**EXERCISE TASK:** Would you extract the whole listing below and retype it exactly?

# # #

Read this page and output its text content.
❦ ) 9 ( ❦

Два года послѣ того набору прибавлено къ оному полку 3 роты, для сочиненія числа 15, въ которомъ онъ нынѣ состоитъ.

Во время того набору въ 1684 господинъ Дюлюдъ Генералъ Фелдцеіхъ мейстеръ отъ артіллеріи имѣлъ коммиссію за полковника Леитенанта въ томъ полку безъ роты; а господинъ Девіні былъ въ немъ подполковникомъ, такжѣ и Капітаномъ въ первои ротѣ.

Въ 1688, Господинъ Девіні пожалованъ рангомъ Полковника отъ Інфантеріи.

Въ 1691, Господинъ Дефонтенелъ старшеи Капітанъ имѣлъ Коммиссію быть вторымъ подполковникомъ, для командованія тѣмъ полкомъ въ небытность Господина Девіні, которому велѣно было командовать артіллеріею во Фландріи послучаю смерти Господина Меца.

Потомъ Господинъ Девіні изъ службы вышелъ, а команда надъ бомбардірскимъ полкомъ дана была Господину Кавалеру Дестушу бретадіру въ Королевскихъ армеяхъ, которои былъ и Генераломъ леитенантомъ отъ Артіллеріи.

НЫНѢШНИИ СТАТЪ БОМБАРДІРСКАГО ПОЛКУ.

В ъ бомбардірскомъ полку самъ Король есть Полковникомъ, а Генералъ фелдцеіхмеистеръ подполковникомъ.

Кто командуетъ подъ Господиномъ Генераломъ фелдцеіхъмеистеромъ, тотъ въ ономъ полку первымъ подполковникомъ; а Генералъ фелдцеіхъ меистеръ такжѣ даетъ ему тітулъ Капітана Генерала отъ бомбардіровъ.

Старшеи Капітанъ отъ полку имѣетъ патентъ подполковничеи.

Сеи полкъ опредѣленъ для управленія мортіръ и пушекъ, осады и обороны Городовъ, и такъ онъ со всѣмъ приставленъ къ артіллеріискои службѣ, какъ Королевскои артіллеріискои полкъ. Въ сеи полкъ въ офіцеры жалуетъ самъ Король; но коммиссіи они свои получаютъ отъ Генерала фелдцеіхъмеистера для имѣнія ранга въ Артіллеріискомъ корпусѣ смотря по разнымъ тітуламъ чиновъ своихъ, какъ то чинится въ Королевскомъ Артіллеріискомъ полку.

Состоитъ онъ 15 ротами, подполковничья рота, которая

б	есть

# # #

**RESPONSE TO THE TASK:**
Read this page and output its text content.
❦ ) 9 ( ❦

Два года послѣ того набору прибавлено къ оному полку 3 роты, для сочиненія числа 15, въ которомъ онъ нынѣ состоитъ.

Во время того набору въ 1684 господинъ Дюлюдъ Генералъ Фелдцеіхъ мейстеръ отъ артіллеріи имѣлъ коммиссію за полковника Леитенанта въ томъ полку безъ роты; а господинъ Девіні былъ въ немъ подполковникомъ, такжѣ и Капітаномъ въ первои ротѣ.

Въ 1688, Господинъ Девіні пожалованъ рангомъ Полковника отъ Інфантеріи.

Въ 1691, Господинъ Дефонтенелъ старшеи Капітанъ имѣлъ Коммиссію быть вторымъ подполковникомъ, для командованія тѣмъ полкомъ въ небытность Господина Девіні, которому велѣно было командовать артіллеріею во Фландріи послучаю смерти Господина Меца.

Потомъ Господинъ Девіні изъ службы вышелъ, а команда надъ бомбардірскимъ полкомъ дана была Господину Кавалеру Дестушу бретадіру въ Королевскихъ армеяхъ, которои былъ и Генераломъ леитенантомъ отъ Артіллеріи.

НЫНѢШНИИ СТАТЪ БОМБАРДІРСКАГО ПОЛКУ.

В ъ бомбардірскомъ полку самъ Король есть Полковникомъ, а Генералъ фелдцеіхмеистеръ подполковникомъ.

Кто командуетъ подъ Господиномъ Генераломъ фелдцеіхъмеистеромъ, тотъ въ ономъ полку первымъ подполковникомъ; а Генералъ фелдцеіхъ меистеръ такжѣ даетъ ему тітулъ Капітана Генерала отъ бомбардіровъ.

Старшеи Капітанъ отъ полку имѣетъ патентъ подполковничеи.

Сеи полкъ опредѣленъ для управленія мортіръ и пушекъ, осады и обороны Городовъ, и такъ онъ со всѣмъ приставленъ къ артіллеріискои службѣ, какъ Королевскои артіллеріискои полкъ. Въ сеи полкъ въ офіцеры жалуетъ самъ Король; но коммиссіи они свои получаютъ отъ Генерала фелдцеіхъмеистера для имѣнія ранга въ Артіллеріискомъ корпусѣ смотря по разнымъ тітуламъ чиновъ своихъ, какъ то чинится въ Королевскомъ Артіллеріискомъ полку.

Состоитъ онъ 15 ротами, подполковничья рота, которая

б	есть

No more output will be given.